The move will affect 60 properties on Jesse Jewell Parkway, Dawsonville Highway, Thompson Bridge Road and Limestone Parkway.

The 90-day process likely will not go by without county officials objecting.

On the same day Gainesville officials announced their intent in a City Council work session Thursday, members of the Hall County commission expressed their intent to try and protect the property owners and the revenue the county stands to lose from the city’s possible annexation.

"Let’s monitor this and please stay on top of it, and if the county needs to support their residents, let’s do what we can for our citizens," Commissioner Billy Powell said at the commission’s meeting Thursday evening.

Powell said the move was a revenue producer for the city.

Annexing the properties on Gainesville’s corridors would bring in an additional $65,540 in tax revenue for the city and $192,431 in tax revenue for the school system, Gainesville’s Planning Director Rusty Ligon told City Council members.

But commissioners said the move would cost the county in revenues for its fire tax, which is a property tax charged only to residents outside of Gainesville’s city limits for the county’s fire protection, and in business license revenues.

The properties up for annexation are "overwhelmingly" commercial properties, according to Ligon.

Of the 60 properties under consideration for annexation, only 11 are residential.

Commissioners plan to discuss the annexation in-depth at their next work session, but city officials soon will send letters to the affected property owners.

Before getting a final stamp of approval, the annexations must go through two public hearings: one at a Planning and Appeals Board meeting and another at a City Council meeting. Dates for those meetings have not yet been set.

City Council members have said annexing these properties would clean up some, but not all, of the inconsistent uses at the entrances to the city.

Talk of the possible annexation was precipitated by a rezoning request to allow a car dealership on Thompson Bridge Road. Since the property was in the county, city officials had no input on the fate of the request, even though the property was surrounded by the city limits.

During Thursday’s discussion of the annexations, Mayor Pro Tem Ruth Bruner said, "Go for it as quickly as possible."

Mayor Myrtle Figueras said she still had reservations. "I still have question marks in my head, but I’ve heard four people say go for it, I think."

Layout records:

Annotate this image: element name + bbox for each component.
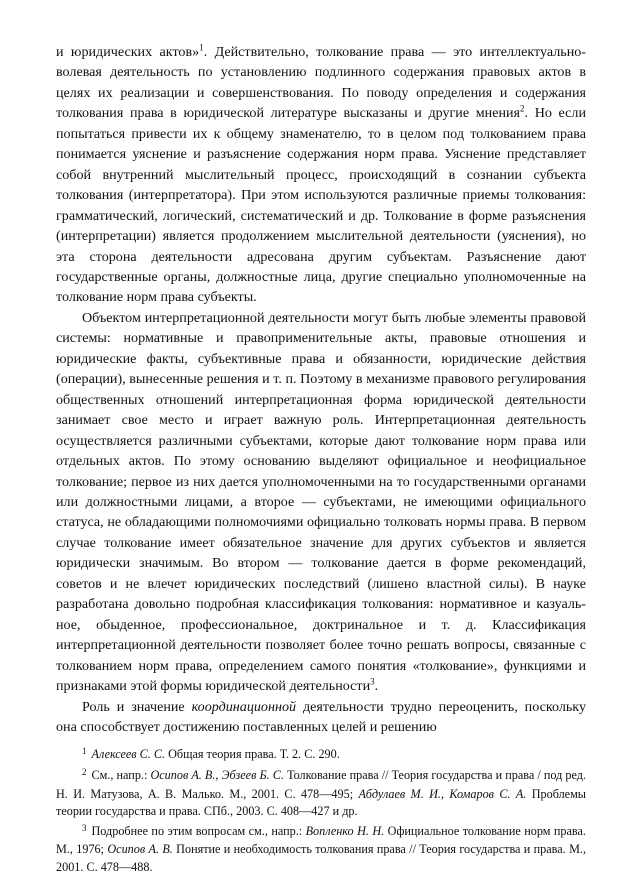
text-run: Проблемы теории государства и права. СПб., 2003. С. 408—427 и др.: [56, 786, 586, 818]
text-run: Роль и значение: [82, 698, 192, 715]
paragraph: [56, 697, 586, 738]
footnote-ref: 2: [520, 103, 525, 114]
footnote: [56, 746, 586, 764]
text-run: Толкование права // Теория государства и права / под ред. Н. И. Матузова, А. В. Малько. М., 2001. С. 478—495;: [56, 768, 586, 801]
footnotes: [56, 746, 586, 879]
text-run: Объектом интерпретационной деятельности могут быть любые элементы правовой системы: нормативные и правоприменительные акты, правовые отношения и юридические факты, субъективные права и обязанности, юридические действия (операции), вынесенные решения и т. п. Поэтому в механизме правового регулирования общественных отношений интерпретационная форма юридической деятельности занимает свое место и играет важную роль. Интерпретационная деятельность осуществляется различными субъектами, которые дают толкование норм права или отдельных актов. По этому основанию выделяют официальное и неофициальное толкование; первое из них дается уполномоченными на то государственными органами или должностными лицами, а второе — субъектами, не имеющими официального статуса, не обладающими полномочиями официально толковать нормы права. В первом случае толкование имеет обязательное значение для других субъектов и является юридически значимым. Во втором — толкование дается в форме рекомендаций, советов и не влечет юридических последствий (лишено властной силы). В науке разработана довольно подробная классификация толкования: нормативное и казуальное, обыденное, профессиональное, доктринальное и т. д. Классификация интерпретационной деятельности позволяет более точно решать вопросы, связанные с толкованием норм права, определением самого понятия «толкование», функциями и признаками этой формы юридической деятельности: [56, 309, 586, 695]
text-run: и юридических актов»: [56, 44, 200, 60]
footnote-number: 1: [82, 746, 87, 756]
text-run: Официальное толкование норм права. М., 1976;: [56, 824, 586, 857]
footnote-ref: 3: [370, 676, 375, 687]
footnote-ref: 1: [199, 42, 204, 53]
text-run: Подробнее по этим вопросам см., напр.:: [91, 824, 306, 839]
text-run: деятельности трудно переоценить, поскольку она способствует достижению поставленных целей и решению: [56, 698, 586, 735]
italic-text: Осипов А. В.: [107, 842, 173, 857]
italic-text: Абдулаев М. И., Комаров С. А.: [358, 786, 527, 801]
text-run: .: [374, 678, 379, 695]
text-run: Понятие и необходимость толкования права // Теория государства и права. М., 2001. С. 478—488.: [56, 842, 586, 874]
italic-text: координационной: [191, 698, 297, 715]
main-text: [56, 42, 586, 737]
paragraph: [56, 308, 586, 697]
italic-text: Алексеев С. С.: [91, 747, 166, 761]
italic-text: Вопленко Н. Н.: [305, 824, 385, 839]
footnote-text: [92, 747, 340, 761]
footnote-text: [56, 768, 586, 818]
text-run: Общая теория права. Т. 2. С. 290.: [165, 747, 340, 761]
italic-text: Осипов А. В., Эбзеев Б. С.: [150, 768, 284, 783]
text-run: См., напр.:: [91, 768, 151, 783]
text-run: . Но если попытаться привести их к общему знаменателю, то в целом под толкованием права понимается уяснение и разъяснение содержания норм права. Уяснение представляет собой внутренний мыслительный процесс, происходящий в сознании субъекта толкования (интерпретатора). При этом используются различные приемы толкования: грамматический, логический, систематический и др. Толкование в форме разъяснения (интерпретации) является продолжением мыслительной деятельности (уяснения), но эта сторона деятельности адресована другим субъектам. Разъяснение дают государственные органы, должностные лица, другие специально уполномоченные на толкование норм права субъекты.: [56, 105, 586, 306]
footnote: [56, 767, 586, 820]
footnote-number: 2: [82, 767, 87, 778]
footnote: [56, 823, 586, 876]
text-run: . Действительно, толкование права — это интеллектуально-волевая деятельность по установлению подлинного содержания правовых актов в целях их реализации и совершенствования. По поводу определения и содержания толкования права в юридической литературе высказаны и другие мнения: [56, 44, 586, 122]
footnote-text: [56, 824, 586, 874]
paragraph: [56, 42, 586, 308]
footnote-number: 3: [82, 823, 87, 834]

## Stated problem:
Decide whether each statement below agrees with the text on the Gainesville annexation, answering yes or no and quoting the words of the text that settle it. (a) Most of the properties under consideration are residential. (b) The annexations need two public hearings before final approval. (c) Dates for the hearings have already been set.

## Written solution:
(a) No: "Of the 60 properties under consideration for annexation, only 11 are residential."
(b) Yes: "the annexations must go through two public hearings"
(c) No: "Dates for those meetings have not yet been set."